> [抜粋]
⟨

原発問題については国論が文字通り二つに割れており、これがあまり関係のない都知事選にまで影響を与える事になった。国論が二分する事は別に構わないが、「結論が出ずに何も出来ない」とか、「一方が勝って他方の主張は頭から無視される」とかいう結果は避けねばならない。
私の周囲には、家族を含め、どちらかと言うと反原発派の人たちが多いので、少し言い難いが、私が最も良くないと思っているのは、反原発派の人たちに「科学的な議論よりも感情論」で決着をつけようとする傾向が強い事だ。これは細川さんや小泉さんとてあまり変わらない(もっとも、選挙演説では感情に訴えるしか手はないが…)。
どんな場合でも、先ずは「事実関係についての共通認識」を確立し、その上で価値観の議論をすべきなのだが、反原発派の人たちは意識してその前段を軽視しているかのようだ。だから、すぐに検証出来るような事に関してさえ、未だに正反対の事が繰り返して語られていたり、中には全くのデマが「訂正・陳謝」される事もなく、放置されていたりする。心ある反原発派の人たちは、健全な自浄能力を発揮して、自ら悪質なデマゴーグを排除すべきだ。
例えば「福島の惨状を見ながら、あなたはなお原発輸出を擁護するのか?」とTwitterで私につっかかってきた人がいた(これは、恐らく「それでも人間か?」というニュアンスの込められた言葉だと私は解釈した)。ちょうど良いケーススタディーになるので、今日はこの言葉に焦点を絞って議論を進めたい。
あらかじめ断っておくが、の私立場は「脱・原発依存」だ。以前のように「原発依存」を前提に出来れば、益田恭尚さんの1月30日付の記事を読むまでもなく、経済的には最もやり易いのだが、原発の周辺に居住する人たちの不安を無視する事は出来ない。これは沖縄の基地問題と似ている。「米軍に基地を提供する事が現時点では日本の安全保障政策上不可欠だ」というコンセンサスが仮に得られたとしても、沖縄県民が受け入れてくれなければどうしようもない。
なぜ私が「脱原発(原発ゼロ)」論者でないかと言えば、「再稼働をゼロにして更に削減を進めれば、経済的な打撃があまりに大きくなり、『経常赤字の定着 - 国債の暴落』という最悪の財務破綻シナリオが実現しかねない」という理由の為だけではない。それ以上に大きい私の懸念は、危ない原発を廃炉にしたり、使用済み核燃料を安全に保管したりするのに必要な技術者が払底してしまう事だ。この方が「稼働中の原発リスク」よりもはるかに大きいリスクである事を、反原発派の人たちは考えていないのだろうか?

⟩

> [練習問題 1]
データのうち「label」という文字列を含む行の数を数えて、その数だけを答えてください。大文字と小文字は区別します。

> [提供データ]

⟨

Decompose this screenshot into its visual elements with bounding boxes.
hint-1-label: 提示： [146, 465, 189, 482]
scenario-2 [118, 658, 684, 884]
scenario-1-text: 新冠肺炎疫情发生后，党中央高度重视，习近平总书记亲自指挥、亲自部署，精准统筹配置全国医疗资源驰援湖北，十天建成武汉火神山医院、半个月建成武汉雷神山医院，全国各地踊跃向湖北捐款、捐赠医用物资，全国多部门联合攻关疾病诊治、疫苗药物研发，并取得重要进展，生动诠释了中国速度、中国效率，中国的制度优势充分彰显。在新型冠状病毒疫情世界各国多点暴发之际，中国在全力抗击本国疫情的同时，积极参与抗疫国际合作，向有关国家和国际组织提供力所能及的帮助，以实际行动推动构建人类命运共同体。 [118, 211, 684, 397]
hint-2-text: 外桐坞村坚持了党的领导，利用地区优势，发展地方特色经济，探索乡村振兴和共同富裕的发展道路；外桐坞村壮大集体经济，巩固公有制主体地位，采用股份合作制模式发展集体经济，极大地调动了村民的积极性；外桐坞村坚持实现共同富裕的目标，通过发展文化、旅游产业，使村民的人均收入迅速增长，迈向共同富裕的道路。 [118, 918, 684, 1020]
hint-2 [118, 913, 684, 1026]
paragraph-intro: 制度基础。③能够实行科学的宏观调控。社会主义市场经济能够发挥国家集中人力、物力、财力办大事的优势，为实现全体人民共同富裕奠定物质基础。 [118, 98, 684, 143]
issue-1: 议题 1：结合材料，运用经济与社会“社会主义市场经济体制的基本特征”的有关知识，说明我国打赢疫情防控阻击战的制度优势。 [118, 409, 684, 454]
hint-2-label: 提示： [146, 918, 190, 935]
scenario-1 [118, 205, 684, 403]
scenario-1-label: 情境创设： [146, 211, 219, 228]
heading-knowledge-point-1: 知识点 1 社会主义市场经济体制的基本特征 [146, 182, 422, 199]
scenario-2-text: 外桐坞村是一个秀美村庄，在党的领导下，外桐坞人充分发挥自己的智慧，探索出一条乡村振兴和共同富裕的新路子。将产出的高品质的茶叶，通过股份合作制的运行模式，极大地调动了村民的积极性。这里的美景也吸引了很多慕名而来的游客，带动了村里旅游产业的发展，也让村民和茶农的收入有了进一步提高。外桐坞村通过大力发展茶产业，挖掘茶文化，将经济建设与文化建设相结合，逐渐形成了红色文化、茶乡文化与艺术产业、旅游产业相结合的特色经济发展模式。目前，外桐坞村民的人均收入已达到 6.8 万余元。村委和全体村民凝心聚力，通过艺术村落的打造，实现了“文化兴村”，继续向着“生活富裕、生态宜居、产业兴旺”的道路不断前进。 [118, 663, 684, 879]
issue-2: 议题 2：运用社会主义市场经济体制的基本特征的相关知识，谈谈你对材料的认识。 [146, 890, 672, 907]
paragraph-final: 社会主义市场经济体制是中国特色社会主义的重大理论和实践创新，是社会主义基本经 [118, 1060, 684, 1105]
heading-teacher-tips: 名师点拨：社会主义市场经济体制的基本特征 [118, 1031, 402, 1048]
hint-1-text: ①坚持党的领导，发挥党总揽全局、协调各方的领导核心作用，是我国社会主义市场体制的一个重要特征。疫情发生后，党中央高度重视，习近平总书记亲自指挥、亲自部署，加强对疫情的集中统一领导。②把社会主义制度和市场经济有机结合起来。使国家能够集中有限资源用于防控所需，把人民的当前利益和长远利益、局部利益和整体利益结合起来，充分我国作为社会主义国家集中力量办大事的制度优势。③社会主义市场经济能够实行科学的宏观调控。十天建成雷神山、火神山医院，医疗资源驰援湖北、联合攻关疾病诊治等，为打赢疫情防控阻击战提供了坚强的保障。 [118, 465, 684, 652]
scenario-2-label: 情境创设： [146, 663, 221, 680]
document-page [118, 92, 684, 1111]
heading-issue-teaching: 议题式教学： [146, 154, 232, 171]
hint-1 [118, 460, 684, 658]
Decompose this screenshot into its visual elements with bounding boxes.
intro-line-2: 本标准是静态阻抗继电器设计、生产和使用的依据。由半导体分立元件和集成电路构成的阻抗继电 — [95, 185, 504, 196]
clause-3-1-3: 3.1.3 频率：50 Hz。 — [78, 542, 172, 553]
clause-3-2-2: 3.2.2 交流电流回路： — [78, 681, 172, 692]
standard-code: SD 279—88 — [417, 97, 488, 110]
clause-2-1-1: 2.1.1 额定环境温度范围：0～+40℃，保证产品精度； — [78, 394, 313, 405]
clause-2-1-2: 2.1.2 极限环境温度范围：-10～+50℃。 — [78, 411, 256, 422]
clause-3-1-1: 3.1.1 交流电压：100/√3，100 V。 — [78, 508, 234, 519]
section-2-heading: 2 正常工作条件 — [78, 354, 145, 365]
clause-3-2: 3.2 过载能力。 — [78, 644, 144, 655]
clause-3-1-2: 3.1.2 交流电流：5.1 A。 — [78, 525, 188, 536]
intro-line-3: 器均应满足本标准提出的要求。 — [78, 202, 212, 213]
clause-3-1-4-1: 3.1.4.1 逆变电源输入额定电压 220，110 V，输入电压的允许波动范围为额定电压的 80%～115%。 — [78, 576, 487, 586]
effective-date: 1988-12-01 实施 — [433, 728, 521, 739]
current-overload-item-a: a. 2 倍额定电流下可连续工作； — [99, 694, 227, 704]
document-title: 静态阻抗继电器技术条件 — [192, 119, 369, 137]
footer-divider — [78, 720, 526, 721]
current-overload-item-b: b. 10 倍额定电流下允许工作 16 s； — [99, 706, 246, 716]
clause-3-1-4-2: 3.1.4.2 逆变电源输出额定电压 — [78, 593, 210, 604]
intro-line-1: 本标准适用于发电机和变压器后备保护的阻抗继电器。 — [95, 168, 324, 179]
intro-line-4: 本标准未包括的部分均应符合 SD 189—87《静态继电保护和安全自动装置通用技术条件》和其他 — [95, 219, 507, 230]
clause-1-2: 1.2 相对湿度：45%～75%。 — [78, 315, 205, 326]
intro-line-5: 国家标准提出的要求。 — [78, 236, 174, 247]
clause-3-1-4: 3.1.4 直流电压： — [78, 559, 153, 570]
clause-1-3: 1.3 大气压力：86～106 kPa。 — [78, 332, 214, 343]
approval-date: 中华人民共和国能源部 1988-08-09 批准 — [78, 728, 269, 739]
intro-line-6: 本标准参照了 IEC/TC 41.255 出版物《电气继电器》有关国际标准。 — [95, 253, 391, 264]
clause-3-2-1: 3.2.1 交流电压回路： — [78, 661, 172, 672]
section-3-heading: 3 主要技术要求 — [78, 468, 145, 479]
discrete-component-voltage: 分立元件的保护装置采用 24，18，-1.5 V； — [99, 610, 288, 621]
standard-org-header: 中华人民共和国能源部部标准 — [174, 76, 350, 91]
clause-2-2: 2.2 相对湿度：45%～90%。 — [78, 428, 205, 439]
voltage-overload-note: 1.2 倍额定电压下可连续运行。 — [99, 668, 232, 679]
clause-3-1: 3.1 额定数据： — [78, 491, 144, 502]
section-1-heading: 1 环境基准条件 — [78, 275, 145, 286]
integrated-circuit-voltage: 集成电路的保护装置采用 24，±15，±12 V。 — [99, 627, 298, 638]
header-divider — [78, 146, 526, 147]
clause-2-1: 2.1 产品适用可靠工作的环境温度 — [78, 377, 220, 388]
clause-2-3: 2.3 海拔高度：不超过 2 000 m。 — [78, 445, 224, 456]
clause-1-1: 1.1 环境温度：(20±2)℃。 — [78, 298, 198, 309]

⟩

> [練習問題 2]
原発についての抜粋を、最後の文のすぐあとから書き継いでください。

> [解答 1]
4

> [解答 2]
本論に戻る。「福島の惨状」というが、この惨状が何故起こったのかという事は、本当に理解されているのだろうか? 私の見るところ、これは明らかに「人災」であり、「原発自体の脆弱性」によるものではない。原子炉の圧力容器自体は、強い地震にも(もちろん想定外の津波にも)耐えた。問題は冷却水を送り続ける事が出来なくなった事だ。考えてみれば、こんな馬鹿げた事はない。
原子炉は冷却出来なければ暴走する事は誰でもが知っている。従って、冷却の為に必要な全ての施設は、どんな地震にも耐えうるような強靭な建造物の中に納められ、どんな津波が来ても影響を受けない高い位置に設置されていて然るべきなのだ。この「施設」には勿論「電源」も含む。「電源」は全ての制御装置の為にもなくてはならないもの故、十分な二重性を確保し、更に、緊急時には近所から予備電源を運び込めるような手だても講じておくべきは当然だ。
放射能漏れがあれば人間は近づけなくなるのだから、データ解析と緊急対応の為の遠隔装置を完備しておくべきも当然だし、ロボットも駆使されるべきだ。にも関わらず、そういう事が殆ど何も考えられておらず、災害時のマニュアルさえ不十分で、その為にあのような惨事を引き起こしてしまったのは、一にも二にも、「万一事故があった場合は…」等という言葉自体が禁句になっていたという異常な環境下で「原発推進政策」が進められていたからだ。これを「人災」と呼ばずに何と呼ぼう。
このような馬鹿げた状況を抜本的に改めれば、原発の安全性は相当に増す。あのような惨事を引き起こしてしまった日本こそが、その反省の上に立ち、使命感に燃えて更なる安全対策の開発に全力を挙げれば、世界中の人々の安全にも大きな貢献が出来る事を意味する。原子力は勿論恐しいものだが、その恐ろしさに怯んでこれから逃げるのは、これまでの人類の歴史に照らしても、とても「まともな姿勢」であるとは言い難い。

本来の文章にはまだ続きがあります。